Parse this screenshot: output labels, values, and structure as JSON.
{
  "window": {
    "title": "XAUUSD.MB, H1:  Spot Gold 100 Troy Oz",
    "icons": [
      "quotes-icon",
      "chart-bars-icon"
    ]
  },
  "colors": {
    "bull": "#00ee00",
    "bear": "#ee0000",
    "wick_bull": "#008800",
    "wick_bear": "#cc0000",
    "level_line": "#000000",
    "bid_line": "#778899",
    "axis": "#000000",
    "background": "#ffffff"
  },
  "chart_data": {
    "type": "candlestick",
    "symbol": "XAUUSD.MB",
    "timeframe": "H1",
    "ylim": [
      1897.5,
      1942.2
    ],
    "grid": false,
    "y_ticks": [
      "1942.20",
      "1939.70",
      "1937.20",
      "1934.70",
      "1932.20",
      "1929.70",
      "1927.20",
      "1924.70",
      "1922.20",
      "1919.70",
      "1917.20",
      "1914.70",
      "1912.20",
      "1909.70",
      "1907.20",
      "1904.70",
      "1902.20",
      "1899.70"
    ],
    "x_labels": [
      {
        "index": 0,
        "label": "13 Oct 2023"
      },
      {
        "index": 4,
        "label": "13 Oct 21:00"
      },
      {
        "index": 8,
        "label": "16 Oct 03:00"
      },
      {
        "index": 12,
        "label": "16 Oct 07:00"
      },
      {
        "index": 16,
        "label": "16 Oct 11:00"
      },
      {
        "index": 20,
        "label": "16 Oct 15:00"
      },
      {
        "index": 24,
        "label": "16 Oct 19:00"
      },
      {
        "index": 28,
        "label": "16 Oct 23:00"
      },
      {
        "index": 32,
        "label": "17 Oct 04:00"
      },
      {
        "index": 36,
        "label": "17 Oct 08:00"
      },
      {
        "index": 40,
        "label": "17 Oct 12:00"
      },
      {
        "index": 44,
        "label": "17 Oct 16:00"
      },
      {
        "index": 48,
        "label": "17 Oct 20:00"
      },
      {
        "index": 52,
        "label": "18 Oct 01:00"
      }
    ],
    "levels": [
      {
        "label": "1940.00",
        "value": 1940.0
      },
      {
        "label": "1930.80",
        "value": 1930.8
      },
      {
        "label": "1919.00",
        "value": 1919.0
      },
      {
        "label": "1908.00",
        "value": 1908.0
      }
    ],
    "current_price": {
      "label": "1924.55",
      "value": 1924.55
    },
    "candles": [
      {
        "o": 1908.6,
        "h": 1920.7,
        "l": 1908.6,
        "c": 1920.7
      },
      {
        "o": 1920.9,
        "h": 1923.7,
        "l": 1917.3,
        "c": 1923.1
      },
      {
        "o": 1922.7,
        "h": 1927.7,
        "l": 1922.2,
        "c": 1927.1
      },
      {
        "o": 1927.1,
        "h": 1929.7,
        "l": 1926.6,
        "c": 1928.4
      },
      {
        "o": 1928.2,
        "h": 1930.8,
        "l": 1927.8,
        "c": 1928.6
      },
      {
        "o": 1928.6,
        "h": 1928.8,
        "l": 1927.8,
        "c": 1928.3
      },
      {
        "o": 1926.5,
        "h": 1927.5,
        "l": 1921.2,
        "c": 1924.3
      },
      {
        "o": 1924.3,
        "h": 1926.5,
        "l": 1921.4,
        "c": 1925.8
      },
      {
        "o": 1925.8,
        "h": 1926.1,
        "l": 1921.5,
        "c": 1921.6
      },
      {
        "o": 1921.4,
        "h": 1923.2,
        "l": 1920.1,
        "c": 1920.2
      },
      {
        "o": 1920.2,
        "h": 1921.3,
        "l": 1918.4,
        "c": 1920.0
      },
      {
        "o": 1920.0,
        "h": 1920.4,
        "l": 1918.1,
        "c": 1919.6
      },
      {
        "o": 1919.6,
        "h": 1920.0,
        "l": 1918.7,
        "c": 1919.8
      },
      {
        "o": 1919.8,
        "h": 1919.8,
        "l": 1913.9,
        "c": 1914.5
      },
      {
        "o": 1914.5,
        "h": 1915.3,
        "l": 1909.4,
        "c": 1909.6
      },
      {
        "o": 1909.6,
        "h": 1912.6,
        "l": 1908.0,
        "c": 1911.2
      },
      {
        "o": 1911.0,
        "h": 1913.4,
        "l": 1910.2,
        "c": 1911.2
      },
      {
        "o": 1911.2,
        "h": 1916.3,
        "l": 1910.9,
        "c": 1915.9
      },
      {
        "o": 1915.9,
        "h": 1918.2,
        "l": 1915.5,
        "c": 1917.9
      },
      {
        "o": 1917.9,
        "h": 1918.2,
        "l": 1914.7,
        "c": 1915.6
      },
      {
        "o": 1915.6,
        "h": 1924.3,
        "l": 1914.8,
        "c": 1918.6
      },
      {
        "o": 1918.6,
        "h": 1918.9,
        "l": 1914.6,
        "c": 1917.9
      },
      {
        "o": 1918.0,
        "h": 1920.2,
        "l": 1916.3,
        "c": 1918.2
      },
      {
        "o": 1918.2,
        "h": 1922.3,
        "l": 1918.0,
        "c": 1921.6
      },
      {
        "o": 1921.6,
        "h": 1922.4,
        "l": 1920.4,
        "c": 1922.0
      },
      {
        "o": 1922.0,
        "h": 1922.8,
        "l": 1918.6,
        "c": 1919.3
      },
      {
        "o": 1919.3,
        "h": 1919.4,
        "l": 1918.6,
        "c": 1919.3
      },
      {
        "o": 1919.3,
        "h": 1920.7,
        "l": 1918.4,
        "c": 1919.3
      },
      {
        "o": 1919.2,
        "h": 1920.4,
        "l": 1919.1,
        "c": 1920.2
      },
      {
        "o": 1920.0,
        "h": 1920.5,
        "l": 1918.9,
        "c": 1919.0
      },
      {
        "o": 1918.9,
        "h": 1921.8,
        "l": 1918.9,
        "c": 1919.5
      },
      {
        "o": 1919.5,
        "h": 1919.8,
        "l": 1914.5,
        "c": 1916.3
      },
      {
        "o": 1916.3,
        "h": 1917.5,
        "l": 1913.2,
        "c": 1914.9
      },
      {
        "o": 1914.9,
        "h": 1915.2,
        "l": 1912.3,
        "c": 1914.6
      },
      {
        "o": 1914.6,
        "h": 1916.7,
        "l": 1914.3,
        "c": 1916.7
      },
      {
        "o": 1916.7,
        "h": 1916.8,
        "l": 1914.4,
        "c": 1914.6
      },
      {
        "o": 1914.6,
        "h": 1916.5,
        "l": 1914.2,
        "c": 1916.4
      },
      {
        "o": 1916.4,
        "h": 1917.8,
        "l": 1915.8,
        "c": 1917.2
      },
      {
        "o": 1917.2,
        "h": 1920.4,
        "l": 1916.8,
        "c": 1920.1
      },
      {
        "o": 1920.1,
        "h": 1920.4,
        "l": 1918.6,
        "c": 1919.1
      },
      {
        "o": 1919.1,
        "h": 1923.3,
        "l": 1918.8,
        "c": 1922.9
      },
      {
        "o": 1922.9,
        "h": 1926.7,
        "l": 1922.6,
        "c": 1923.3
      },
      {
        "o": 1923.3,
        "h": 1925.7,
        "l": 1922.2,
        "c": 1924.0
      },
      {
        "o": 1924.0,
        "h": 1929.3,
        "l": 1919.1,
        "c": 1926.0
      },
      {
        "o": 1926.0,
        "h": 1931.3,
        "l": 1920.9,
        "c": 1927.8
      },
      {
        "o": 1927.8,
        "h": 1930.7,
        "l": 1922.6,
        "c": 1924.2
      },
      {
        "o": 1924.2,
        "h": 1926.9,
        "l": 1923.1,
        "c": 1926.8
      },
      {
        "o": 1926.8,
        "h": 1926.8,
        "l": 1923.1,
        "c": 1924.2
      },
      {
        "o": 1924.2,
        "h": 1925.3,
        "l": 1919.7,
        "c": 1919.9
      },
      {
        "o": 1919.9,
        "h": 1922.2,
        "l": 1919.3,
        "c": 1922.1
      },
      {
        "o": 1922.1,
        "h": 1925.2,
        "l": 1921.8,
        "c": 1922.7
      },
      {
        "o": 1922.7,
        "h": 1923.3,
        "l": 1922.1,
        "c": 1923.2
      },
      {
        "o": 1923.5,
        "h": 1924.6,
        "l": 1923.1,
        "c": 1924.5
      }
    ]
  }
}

######

YOUR GOAL: Identify the lines in the entries that hold "XAUUSD" and return each one.

RESULT:
    "title": "XAUUSD.MB, H1:  Spot Gold 100 Troy Oz",
    "symbol": "XAUUSD.MB",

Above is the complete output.